§ **Short task**: Copy the listing below in full and skip every picture.

§ **Extracted entries**:
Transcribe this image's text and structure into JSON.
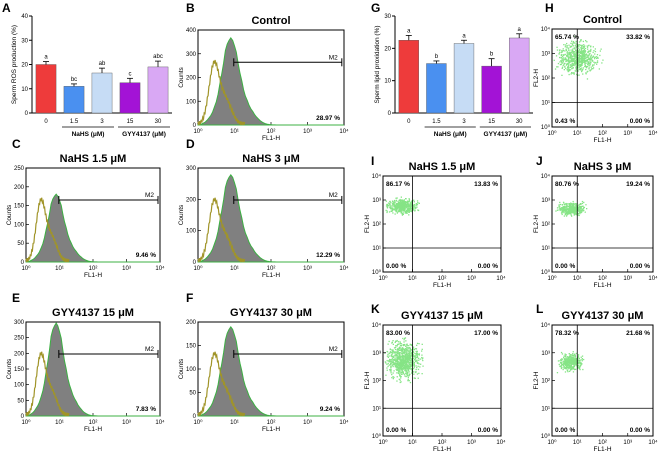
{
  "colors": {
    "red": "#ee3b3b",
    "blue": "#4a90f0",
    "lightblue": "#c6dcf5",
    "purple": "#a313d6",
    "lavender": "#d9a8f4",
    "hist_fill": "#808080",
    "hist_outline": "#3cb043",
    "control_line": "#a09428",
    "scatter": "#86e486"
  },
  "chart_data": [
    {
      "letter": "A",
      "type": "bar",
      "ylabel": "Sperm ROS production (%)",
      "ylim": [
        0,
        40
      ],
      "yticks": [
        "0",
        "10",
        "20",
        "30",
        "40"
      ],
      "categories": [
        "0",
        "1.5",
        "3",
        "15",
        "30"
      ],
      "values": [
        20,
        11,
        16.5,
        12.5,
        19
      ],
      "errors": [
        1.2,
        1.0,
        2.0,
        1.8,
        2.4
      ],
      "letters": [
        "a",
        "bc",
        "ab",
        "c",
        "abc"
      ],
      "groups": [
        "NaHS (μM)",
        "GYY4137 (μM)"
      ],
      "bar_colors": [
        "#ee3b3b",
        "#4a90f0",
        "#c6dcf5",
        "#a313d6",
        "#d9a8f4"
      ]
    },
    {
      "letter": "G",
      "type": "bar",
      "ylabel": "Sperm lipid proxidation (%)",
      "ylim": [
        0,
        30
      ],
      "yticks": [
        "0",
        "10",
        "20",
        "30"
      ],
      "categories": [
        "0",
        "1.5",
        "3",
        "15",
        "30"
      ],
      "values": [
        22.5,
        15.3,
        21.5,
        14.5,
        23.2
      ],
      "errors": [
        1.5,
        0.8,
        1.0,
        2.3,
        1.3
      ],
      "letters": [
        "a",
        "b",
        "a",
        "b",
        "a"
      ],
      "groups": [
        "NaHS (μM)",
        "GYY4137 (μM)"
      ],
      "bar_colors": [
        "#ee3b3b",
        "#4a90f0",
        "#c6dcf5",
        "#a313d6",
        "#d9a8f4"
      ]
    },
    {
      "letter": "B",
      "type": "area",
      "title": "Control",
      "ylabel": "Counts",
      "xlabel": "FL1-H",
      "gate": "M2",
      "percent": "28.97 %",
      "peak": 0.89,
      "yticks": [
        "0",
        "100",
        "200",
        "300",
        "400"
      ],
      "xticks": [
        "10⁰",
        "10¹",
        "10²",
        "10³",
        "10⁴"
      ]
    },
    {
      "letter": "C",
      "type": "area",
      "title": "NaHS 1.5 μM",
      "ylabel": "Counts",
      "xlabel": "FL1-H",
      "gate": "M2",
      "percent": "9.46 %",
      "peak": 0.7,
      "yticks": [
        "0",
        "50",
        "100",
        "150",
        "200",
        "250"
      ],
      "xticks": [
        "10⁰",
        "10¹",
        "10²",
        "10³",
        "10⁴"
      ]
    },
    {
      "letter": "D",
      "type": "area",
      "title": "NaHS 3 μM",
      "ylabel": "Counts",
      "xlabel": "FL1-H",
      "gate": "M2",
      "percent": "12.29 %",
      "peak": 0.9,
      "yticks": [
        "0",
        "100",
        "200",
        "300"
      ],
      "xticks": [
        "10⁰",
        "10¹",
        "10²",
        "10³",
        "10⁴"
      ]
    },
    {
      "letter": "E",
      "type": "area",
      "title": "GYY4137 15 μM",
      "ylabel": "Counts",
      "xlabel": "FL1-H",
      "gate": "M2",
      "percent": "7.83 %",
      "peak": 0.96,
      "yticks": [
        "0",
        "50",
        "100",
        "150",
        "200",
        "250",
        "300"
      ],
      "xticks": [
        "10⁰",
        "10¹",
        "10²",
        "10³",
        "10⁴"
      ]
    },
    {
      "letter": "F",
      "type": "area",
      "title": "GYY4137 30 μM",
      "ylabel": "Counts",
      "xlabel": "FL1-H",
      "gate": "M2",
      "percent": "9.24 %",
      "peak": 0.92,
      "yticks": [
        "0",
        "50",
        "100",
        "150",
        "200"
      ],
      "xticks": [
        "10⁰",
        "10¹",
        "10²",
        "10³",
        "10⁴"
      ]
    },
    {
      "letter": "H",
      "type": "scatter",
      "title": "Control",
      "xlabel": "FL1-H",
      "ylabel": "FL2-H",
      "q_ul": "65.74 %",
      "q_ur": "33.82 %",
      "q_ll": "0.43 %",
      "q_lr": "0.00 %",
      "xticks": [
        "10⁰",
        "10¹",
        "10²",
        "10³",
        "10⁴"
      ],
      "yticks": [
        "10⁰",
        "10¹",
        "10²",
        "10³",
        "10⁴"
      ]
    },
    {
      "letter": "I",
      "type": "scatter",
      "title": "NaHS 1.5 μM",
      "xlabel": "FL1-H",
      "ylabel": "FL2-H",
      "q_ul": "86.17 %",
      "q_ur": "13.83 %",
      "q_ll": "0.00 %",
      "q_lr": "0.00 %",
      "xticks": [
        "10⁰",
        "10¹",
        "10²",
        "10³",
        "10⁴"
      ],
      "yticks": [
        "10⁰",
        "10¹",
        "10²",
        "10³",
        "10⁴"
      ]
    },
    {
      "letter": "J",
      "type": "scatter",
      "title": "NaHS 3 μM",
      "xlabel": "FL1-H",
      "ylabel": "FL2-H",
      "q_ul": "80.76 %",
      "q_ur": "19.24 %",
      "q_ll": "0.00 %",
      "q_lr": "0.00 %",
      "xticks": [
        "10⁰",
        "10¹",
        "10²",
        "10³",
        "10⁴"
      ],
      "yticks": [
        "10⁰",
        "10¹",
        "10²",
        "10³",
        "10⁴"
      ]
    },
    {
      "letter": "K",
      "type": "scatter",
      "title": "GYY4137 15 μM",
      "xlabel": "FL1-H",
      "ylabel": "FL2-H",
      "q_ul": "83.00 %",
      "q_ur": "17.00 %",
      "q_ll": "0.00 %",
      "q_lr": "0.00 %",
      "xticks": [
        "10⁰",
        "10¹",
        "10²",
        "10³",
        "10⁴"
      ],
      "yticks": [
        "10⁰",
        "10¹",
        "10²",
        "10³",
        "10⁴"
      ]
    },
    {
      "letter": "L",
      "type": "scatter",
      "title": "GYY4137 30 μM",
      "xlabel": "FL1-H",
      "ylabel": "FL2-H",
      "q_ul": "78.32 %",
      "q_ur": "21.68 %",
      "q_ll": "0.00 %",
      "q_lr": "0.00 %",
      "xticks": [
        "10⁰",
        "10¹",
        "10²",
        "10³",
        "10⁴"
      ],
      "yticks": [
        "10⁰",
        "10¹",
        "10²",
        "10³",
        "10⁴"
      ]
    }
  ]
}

§ **Output for this exercise**:
Transcribe this image's text and structure into JSON.
{
  "colors": {
    "red": "#ee3b3b",
    "blue": "#4a90f0",
    "lightblue": "#c6dcf5",
    "purple": "#a313d6",
    "lavender": "#d9a8f4",
    "hist_fill": "#808080",
    "hist_outline": "#3cb043",
    "control_line": "#a09428",
    "scatter": "#86e486"
  },
  "chart_data": [
    {
      "letter": "A",
      "type": "bar",
      "ylabel": "Sperm ROS production (%)",
      "ylim": [
        0,
        40
      ],
      "yticks": [
        "0",
        "10",
        "20",
        "30",
        "40"
      ],
      "categories": [
        "0",
        "1.5",
        "3",
        "15",
        "30"
      ],
      "values": [
        20,
        11,
        16.5,
        12.5,
        19
      ],
      "errors": [
        1.2,
        1.0,
        2.0,
        1.8,
        2.4
      ],
      "letters": [
        "a",
        "bc",
        "ab",
        "c",
        "abc"
      ],
      "groups": [
        "NaHS (μM)",
        "GYY4137 (μM)"
      ],
      "bar_colors": [
        "#ee3b3b",
        "#4a90f0",
        "#c6dcf5",
        "#a313d6",
        "#d9a8f4"
      ]
    },
    {
      "letter": "G",
      "type": "bar",
      "ylabel": "Sperm lipid proxidation (%)",
      "ylim": [
        0,
        30
      ],
      "yticks": [
        "0",
        "10",
        "20",
        "30"
      ],
      "categories": [
        "0",
        "1.5",
        "3",
        "15",
        "30"
      ],
      "values": [
        22.5,
        15.3,
        21.5,
        14.5,
        23.2
      ],
      "errors": [
        1.5,
        0.8,
        1.0,
        2.3,
        1.3
      ],
      "letters": [
        "a",
        "b",
        "a",
        "b",
        "a"
      ],
      "groups": [
        "NaHS (μM)",
        "GYY4137 (μM)"
      ],
      "bar_colors": [
        "#ee3b3b",
        "#4a90f0",
        "#c6dcf5",
        "#a313d6",
        "#d9a8f4"
      ]
    },
    {
      "letter": "B",
      "type": "area",
      "title": "Control",
      "ylabel": "Counts",
      "xlabel": "FL1-H",
      "gate": "M2",
      "percent": "28.97 %",
      "peak": 0.89,
      "yticks": [
        "0",
        "100",
        "200",
        "300",
        "400"
      ],
      "xticks": [
        "10⁰",
        "10¹",
        "10²",
        "10³",
        "10⁴"
      ]
    },
    {
      "letter": "C",
      "type": "area",
      "title": "NaHS 1.5 μM",
      "ylabel": "Counts",
      "xlabel": "FL1-H",
      "gate": "M2",
      "percent": "9.46 %",
      "peak": 0.7,
      "yticks": [
        "0",
        "50",
        "100",
        "150",
        "200",
        "250"
      ],
      "xticks": [
        "10⁰",
        "10¹",
        "10²",
        "10³",
        "10⁴"
      ]
    },
    {
      "letter": "D",
      "type": "area",
      "title": "NaHS 3 μM",
      "ylabel": "Counts",
      "xlabel": "FL1-H",
      "gate": "M2",
      "percent": "12.29 %",
      "peak": 0.9,
      "yticks": [
        "0",
        "100",
        "200",
        "300"
      ],
      "xticks": [
        "10⁰",
        "10¹",
        "10²",
        "10³",
        "10⁴"
      ]
    },
    {
      "letter": "E",
      "type": "area",
      "title": "GYY4137 15 μM",
      "ylabel": "Counts",
      "xlabel": "FL1-H",
      "gate": "M2",
      "percent": "7.83 %",
      "peak": 0.96,
      "yticks": [
        "0",
        "50",
        "100",
        "150",
        "200",
        "250",
        "300"
      ],
      "xticks": [
        "10⁰",
        "10¹",
        "10²",
        "10³",
        "10⁴"
      ]
    },
    {
      "letter": "F",
      "type": "area",
      "title": "GYY4137 30 μM",
      "ylabel": "Counts",
      "xlabel": "FL1-H",
      "gate": "M2",
      "percent": "9.24 %",
      "peak": 0.92,
      "yticks": [
        "0",
        "50",
        "100",
        "150",
        "200"
      ],
      "xticks": [
        "10⁰",
        "10¹",
        "10²",
        "10³",
        "10⁴"
      ]
    },
    {
      "letter": "H",
      "type": "scatter",
      "title": "Control",
      "xlabel": "FL1-H",
      "ylabel": "FL2-H",
      "q_ul": "65.74 %",
      "q_ur": "33.82 %",
      "q_ll": "0.43 %",
      "q_lr": "0.00 %",
      "xticks": [
        "10⁰",
        "10¹",
        "10²",
        "10³",
        "10⁴"
      ],
      "yticks": [
        "10⁰",
        "10¹",
        "10²",
        "10³",
        "10⁴"
      ]
    },
    {
      "letter": "I",
      "type": "scatter",
      "title": "NaHS 1.5 μM",
      "xlabel": "FL1-H",
      "ylabel": "FL2-H",
      "q_ul": "86.17 %",
      "q_ur": "13.83 %",
      "q_ll": "0.00 %",
      "q_lr": "0.00 %",
      "xticks": [
        "10⁰",
        "10¹",
        "10²",
        "10³",
        "10⁴"
      ],
      "yticks": [
        "10⁰",
        "10¹",
        "10²",
        "10³",
        "10⁴"
      ]
    },
    {
      "letter": "J",
      "type": "scatter",
      "title": "NaHS 3 μM",
      "xlabel": "FL1-H",
      "ylabel": "FL2-H",
      "q_ul": "80.76 %",
      "q_ur": "19.24 %",
      "q_ll": "0.00 %",
      "q_lr": "0.00 %",
      "xticks": [
        "10⁰",
        "10¹",
        "10²",
        "10³",
        "10⁴"
      ],
      "yticks": [
        "10⁰",
        "10¹",
        "10²",
        "10³",
        "10⁴"
      ]
    },
    {
      "letter": "K",
      "type": "scatter",
      "title": "GYY4137 15 μM",
      "xlabel": "FL1-H",
      "ylabel": "FL2-H",
      "q_ul": "83.00 %",
      "q_ur": "17.00 %",
      "q_ll": "0.00 %",
      "q_lr": "0.00 %",
      "xticks": [
        "10⁰",
        "10¹",
        "10²",
        "10³",
        "10⁴"
      ],
      "yticks": [
        "10⁰",
        "10¹",
        "10²",
        "10³",
        "10⁴"
      ]
    },
    {
      "letter": "L",
      "type": "scatter",
      "title": "GYY4137 30 μM",
      "xlabel": "FL1-H",
      "ylabel": "FL2-H",
      "q_ul": "78.32 %",
      "q_ur": "21.68 %",
      "q_ll": "0.00 %",
      "q_lr": "0.00 %",
      "xticks": [
        "10⁰",
        "10¹",
        "10²",
        "10³",
        "10⁴"
      ],
      "yticks": [
        "10⁰",
        "10¹",
        "10²",
        "10³",
        "10⁴"
      ]
    }
  ]
}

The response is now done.